__Exercise task__
Everything in the data should be repeated exactly, save for the images.

__Data for the task__

··········

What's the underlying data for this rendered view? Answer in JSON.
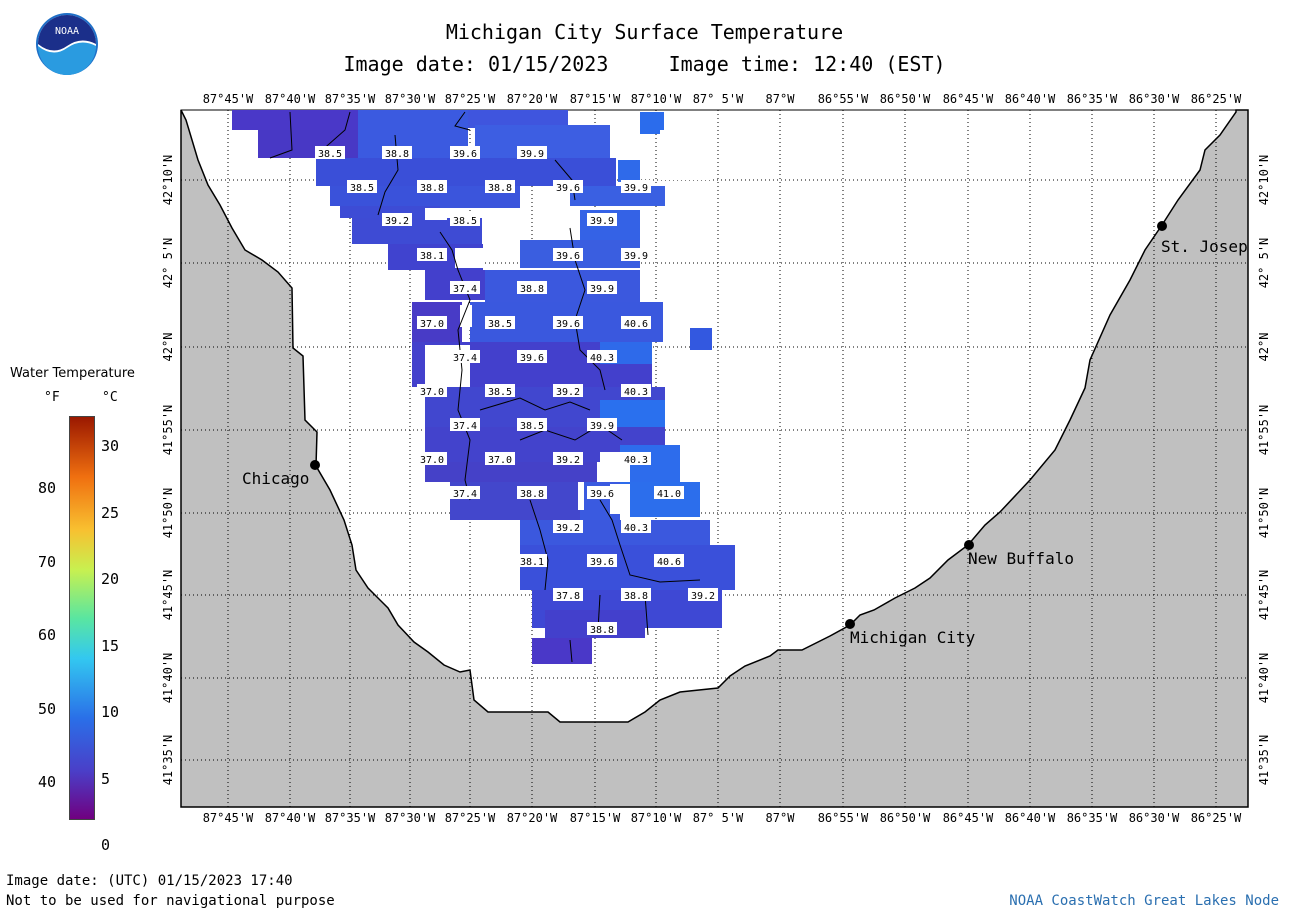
{
  "header": {
    "title": "Michigan City Surface Temperature",
    "date_line": "Image date: 01/15/2023     Image time: 12:40 (EST)"
  },
  "logo": {
    "text": "NOAA"
  },
  "legend": {
    "title": "Water Temperature",
    "unit_f": "°F",
    "unit_c": "°C",
    "f_ticks": [
      "80",
      "70",
      "60",
      "50",
      "40"
    ],
    "c_ticks": [
      "30",
      "25",
      "20",
      "15",
      "10",
      "5",
      "0"
    ]
  },
  "axes": {
    "lon_labels": [
      "87°45'W",
      "87°40'W",
      "87°35'W",
      "87°30'W",
      "87°25'W",
      "87°20'W",
      "87°15'W",
      "87°10'W",
      "87° 5'W",
      "87°W",
      "86°55'W",
      "86°50'W",
      "86°45'W",
      "86°40'W",
      "86°35'W",
      "86°30'W",
      "86°25'W"
    ],
    "lat_labels": [
      "42°10'N",
      "42° 5'N",
      "42°N",
      "41°55'N",
      "41°50'N",
      "41°45'N",
      "41°40'N",
      "41°35'N"
    ]
  },
  "cities": [
    {
      "name": "Chicago"
    },
    {
      "name": "St. Josep"
    },
    {
      "name": "New Buffalo"
    },
    {
      "name": "Michigan City"
    }
  ],
  "temperatures": [
    "38.5",
    "38.8",
    "39.6",
    "39.9",
    "38.5",
    "38.8",
    "38.8",
    "39.6",
    "39.9",
    "39.2",
    "38.5",
    "39.9",
    "38.1",
    "39.6",
    "39.9",
    "37.4",
    "38.8",
    "39.9",
    "37.0",
    "38.5",
    "39.6",
    "40.6",
    "37.4",
    "39.6",
    "40.3",
    "37.0",
    "38.5",
    "39.2",
    "40.3",
    "37.4",
    "38.5",
    "39.9",
    "37.0",
    "37.0",
    "39.2",
    "40.3",
    "37.4",
    "38.8",
    "39.6",
    "41.0",
    "39.2",
    "40.3",
    "38.1",
    "39.6",
    "40.6",
    "37.8",
    "38.8",
    "39.2",
    "38.8"
  ],
  "footer": {
    "utc_line": "Image date: (UTC) 01/15/2023  17:40",
    "disclaimer": "Not to be used for navigational purpose",
    "credit": "NOAA CoastWatch Great Lakes Node"
  }
}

··········

__Output for this task__
What's the underlying data for this rendered view? Answer in JSON.
{
  "header": {
    "title": "Michigan City Surface Temperature",
    "date_line": "Image date: 01/15/2023     Image time: 12:40 (EST)"
  },
  "logo": {
    "text": "NOAA"
  },
  "legend": {
    "title": "Water Temperature",
    "unit_f": "°F",
    "unit_c": "°C",
    "f_ticks": [
      "80",
      "70",
      "60",
      "50",
      "40"
    ],
    "c_ticks": [
      "30",
      "25",
      "20",
      "15",
      "10",
      "5",
      "0"
    ]
  },
  "axes": {
    "lon_labels": [
      "87°45'W",
      "87°40'W",
      "87°35'W",
      "87°30'W",
      "87°25'W",
      "87°20'W",
      "87°15'W",
      "87°10'W",
      "87° 5'W",
      "87°W",
      "86°55'W",
      "86°50'W",
      "86°45'W",
      "86°40'W",
      "86°35'W",
      "86°30'W",
      "86°25'W"
    ],
    "lat_labels": [
      "42°10'N",
      "42° 5'N",
      "42°N",
      "41°55'N",
      "41°50'N",
      "41°45'N",
      "41°40'N",
      "41°35'N"
    ]
  },
  "cities": [
    {
      "name": "Chicago"
    },
    {
      "name": "St. Josep"
    },
    {
      "name": "New Buffalo"
    },
    {
      "name": "Michigan City"
    }
  ],
  "temperatures": [
    "38.5",
    "38.8",
    "39.6",
    "39.9",
    "38.5",
    "38.8",
    "38.8",
    "39.6",
    "39.9",
    "39.2",
    "38.5",
    "39.9",
    "38.1",
    "39.6",
    "39.9",
    "37.4",
    "38.8",
    "39.9",
    "37.0",
    "38.5",
    "39.6",
    "40.6",
    "37.4",
    "39.6",
    "40.3",
    "37.0",
    "38.5",
    "39.2",
    "40.3",
    "37.4",
    "38.5",
    "39.9",
    "37.0",
    "37.0",
    "39.2",
    "40.3",
    "37.4",
    "38.8",
    "39.6",
    "41.0",
    "39.2",
    "40.3",
    "38.1",
    "39.6",
    "40.6",
    "37.8",
    "38.8",
    "39.2",
    "38.8"
  ],
  "footer": {
    "utc_line": "Image date: (UTC) 01/15/2023  17:40",
    "disclaimer": "Not to be used for navigational purpose",
    "credit": "NOAA CoastWatch Great Lakes Node"
  }
}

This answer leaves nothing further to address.